• Task to carry out: Filter the data for lines with the word "source", then copy every line so identified.

• Excerpted data:
____
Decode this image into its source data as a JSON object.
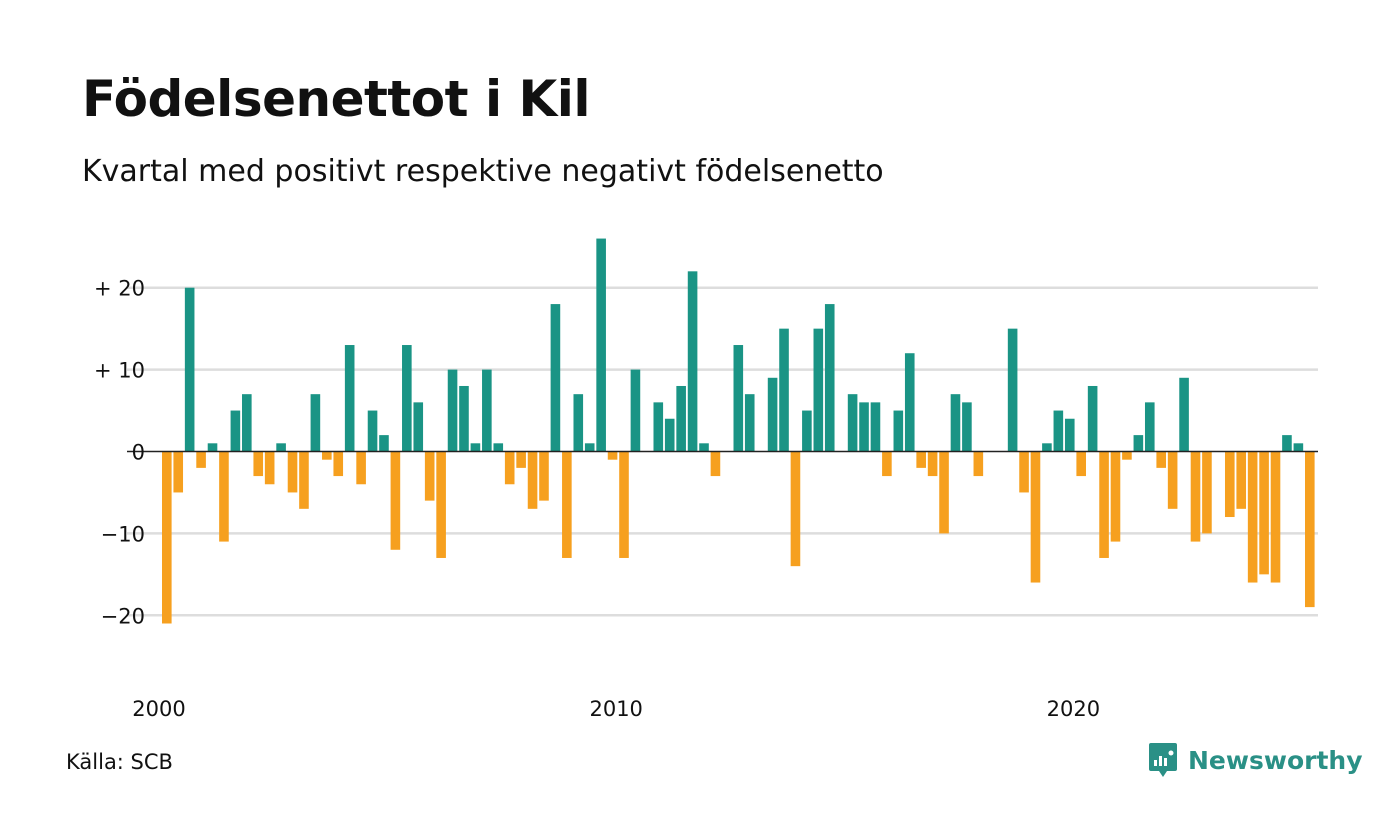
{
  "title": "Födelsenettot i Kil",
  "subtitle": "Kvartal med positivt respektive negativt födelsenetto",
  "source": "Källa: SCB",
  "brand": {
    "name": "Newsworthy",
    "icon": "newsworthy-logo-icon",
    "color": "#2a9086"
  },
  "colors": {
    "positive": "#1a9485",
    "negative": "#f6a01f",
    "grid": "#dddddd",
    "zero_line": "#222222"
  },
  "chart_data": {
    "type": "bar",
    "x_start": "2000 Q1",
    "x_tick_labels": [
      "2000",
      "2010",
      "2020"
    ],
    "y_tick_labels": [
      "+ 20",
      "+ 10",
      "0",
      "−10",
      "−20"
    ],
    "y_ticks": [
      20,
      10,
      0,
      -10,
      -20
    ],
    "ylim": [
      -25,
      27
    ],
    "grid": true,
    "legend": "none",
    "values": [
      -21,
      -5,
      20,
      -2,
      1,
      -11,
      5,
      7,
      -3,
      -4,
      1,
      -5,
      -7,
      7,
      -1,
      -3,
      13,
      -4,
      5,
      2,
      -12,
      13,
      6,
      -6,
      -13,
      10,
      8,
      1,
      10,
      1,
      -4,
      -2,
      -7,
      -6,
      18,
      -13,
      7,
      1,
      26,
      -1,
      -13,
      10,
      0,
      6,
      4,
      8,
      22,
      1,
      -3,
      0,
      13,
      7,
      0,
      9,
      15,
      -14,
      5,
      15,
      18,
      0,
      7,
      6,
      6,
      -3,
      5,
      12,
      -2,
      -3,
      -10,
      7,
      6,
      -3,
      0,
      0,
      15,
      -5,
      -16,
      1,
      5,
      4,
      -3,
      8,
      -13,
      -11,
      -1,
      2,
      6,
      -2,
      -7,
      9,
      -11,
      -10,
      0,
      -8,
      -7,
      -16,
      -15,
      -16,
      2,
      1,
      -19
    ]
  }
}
____
• Final result:
Decode this image into its source data as a JSON object.
  "source": "Källa: SCB",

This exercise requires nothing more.